Report every line in the listing that contains the string "this".

+++++

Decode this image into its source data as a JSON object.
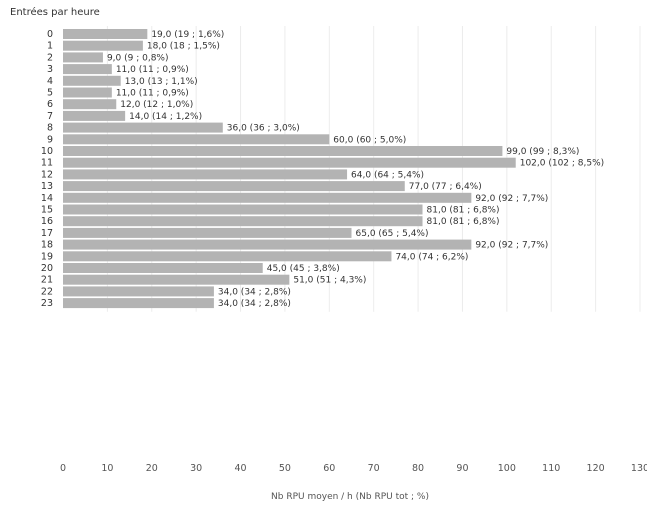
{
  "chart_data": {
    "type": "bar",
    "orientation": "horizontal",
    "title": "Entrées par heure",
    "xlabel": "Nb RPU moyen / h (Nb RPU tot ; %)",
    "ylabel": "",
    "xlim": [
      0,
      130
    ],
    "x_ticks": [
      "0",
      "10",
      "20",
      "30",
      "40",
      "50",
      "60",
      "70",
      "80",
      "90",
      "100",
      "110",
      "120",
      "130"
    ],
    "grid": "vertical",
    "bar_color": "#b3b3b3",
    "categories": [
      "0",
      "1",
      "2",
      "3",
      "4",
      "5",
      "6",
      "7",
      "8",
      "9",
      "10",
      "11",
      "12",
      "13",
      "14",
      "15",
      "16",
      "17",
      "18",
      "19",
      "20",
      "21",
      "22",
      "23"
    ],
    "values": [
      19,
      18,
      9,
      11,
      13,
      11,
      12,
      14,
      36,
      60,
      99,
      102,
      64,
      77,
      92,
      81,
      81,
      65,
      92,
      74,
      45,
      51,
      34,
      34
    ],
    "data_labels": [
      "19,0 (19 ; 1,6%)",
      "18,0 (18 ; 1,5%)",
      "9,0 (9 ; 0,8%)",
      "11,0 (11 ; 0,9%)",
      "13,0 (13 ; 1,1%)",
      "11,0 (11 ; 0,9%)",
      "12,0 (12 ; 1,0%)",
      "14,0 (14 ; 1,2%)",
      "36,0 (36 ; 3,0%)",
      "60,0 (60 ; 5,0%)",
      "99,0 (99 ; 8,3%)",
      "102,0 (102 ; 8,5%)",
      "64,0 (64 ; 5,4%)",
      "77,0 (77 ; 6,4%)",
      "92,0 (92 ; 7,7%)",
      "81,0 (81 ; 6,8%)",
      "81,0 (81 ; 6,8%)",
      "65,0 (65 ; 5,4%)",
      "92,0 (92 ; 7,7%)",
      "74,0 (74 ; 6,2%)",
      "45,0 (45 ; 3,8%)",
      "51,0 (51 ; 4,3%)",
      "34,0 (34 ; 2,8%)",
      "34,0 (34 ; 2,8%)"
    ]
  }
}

+++++

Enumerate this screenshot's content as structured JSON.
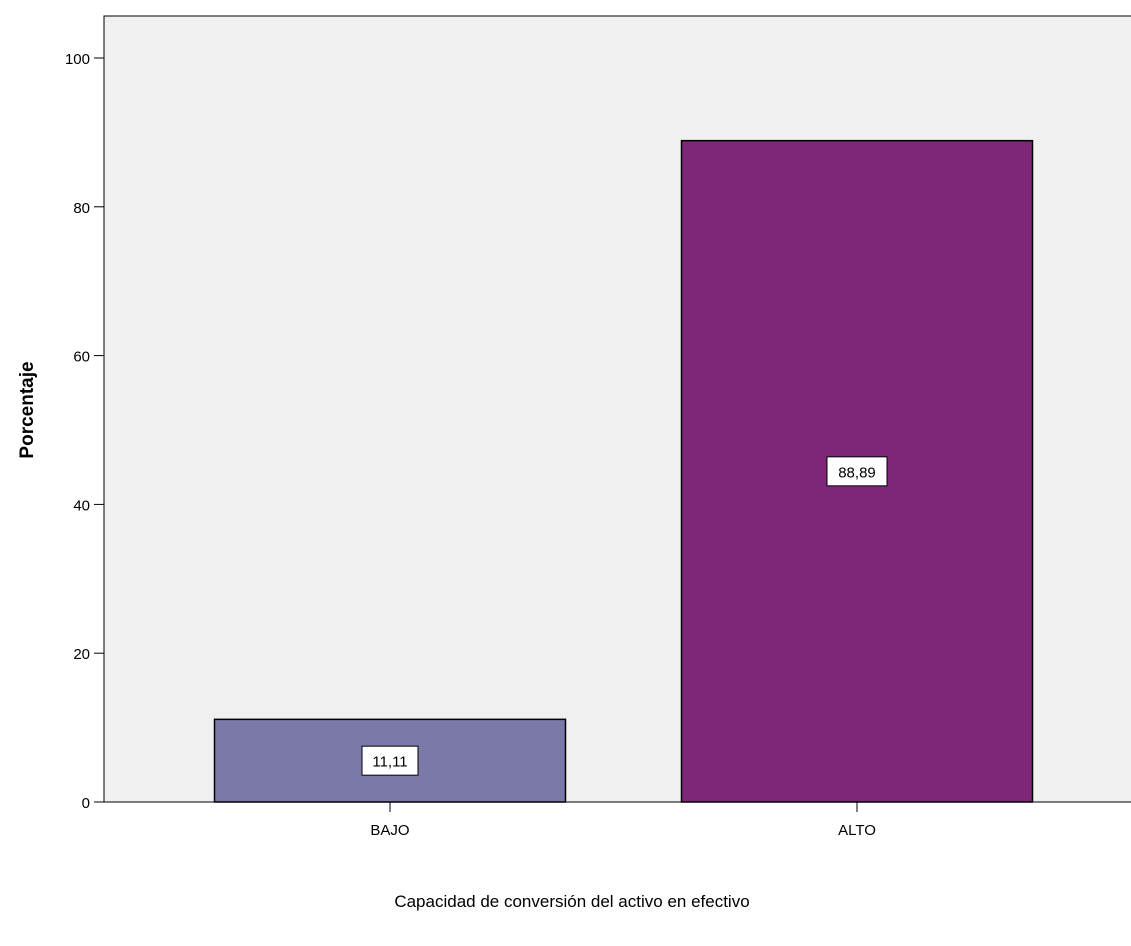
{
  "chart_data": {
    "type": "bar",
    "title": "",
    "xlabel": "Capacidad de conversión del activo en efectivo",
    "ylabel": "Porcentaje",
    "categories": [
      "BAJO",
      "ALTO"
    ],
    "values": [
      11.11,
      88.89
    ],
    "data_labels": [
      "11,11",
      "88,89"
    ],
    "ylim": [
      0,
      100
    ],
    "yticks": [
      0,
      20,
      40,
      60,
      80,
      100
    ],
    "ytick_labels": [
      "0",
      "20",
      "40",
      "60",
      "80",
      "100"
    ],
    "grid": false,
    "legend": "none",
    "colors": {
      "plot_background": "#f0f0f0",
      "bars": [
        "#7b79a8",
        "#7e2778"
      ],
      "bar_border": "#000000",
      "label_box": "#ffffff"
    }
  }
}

+++++

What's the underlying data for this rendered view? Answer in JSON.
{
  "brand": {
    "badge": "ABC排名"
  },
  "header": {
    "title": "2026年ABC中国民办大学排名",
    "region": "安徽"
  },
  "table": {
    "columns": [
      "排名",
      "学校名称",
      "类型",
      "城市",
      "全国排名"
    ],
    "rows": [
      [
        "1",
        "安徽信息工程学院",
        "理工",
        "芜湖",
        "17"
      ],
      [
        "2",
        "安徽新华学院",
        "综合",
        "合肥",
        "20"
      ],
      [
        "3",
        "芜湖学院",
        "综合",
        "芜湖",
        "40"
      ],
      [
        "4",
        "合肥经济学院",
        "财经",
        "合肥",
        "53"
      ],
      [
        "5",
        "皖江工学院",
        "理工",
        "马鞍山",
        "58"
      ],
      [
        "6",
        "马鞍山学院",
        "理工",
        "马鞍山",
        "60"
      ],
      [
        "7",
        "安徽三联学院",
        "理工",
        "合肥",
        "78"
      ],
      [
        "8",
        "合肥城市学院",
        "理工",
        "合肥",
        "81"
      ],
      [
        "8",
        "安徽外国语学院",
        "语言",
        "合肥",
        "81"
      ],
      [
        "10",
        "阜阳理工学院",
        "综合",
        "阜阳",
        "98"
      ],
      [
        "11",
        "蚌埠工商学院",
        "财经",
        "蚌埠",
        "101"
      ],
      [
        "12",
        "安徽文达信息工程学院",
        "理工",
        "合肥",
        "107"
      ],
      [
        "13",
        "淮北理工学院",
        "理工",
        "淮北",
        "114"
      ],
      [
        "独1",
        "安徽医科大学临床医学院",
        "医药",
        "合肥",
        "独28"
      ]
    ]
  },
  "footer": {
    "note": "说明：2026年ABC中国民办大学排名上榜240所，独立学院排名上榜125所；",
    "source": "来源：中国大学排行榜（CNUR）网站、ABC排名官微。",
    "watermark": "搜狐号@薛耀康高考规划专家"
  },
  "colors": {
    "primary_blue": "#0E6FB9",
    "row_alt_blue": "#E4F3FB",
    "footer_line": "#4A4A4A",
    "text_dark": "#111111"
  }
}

+++++

▶ **CORRECT ANSWER**:
Decode this image into its source data as a JSON object.
Enumerate this screenshot's content as structured JSON.
What's the underlying data for this rendered view? Answer in JSON.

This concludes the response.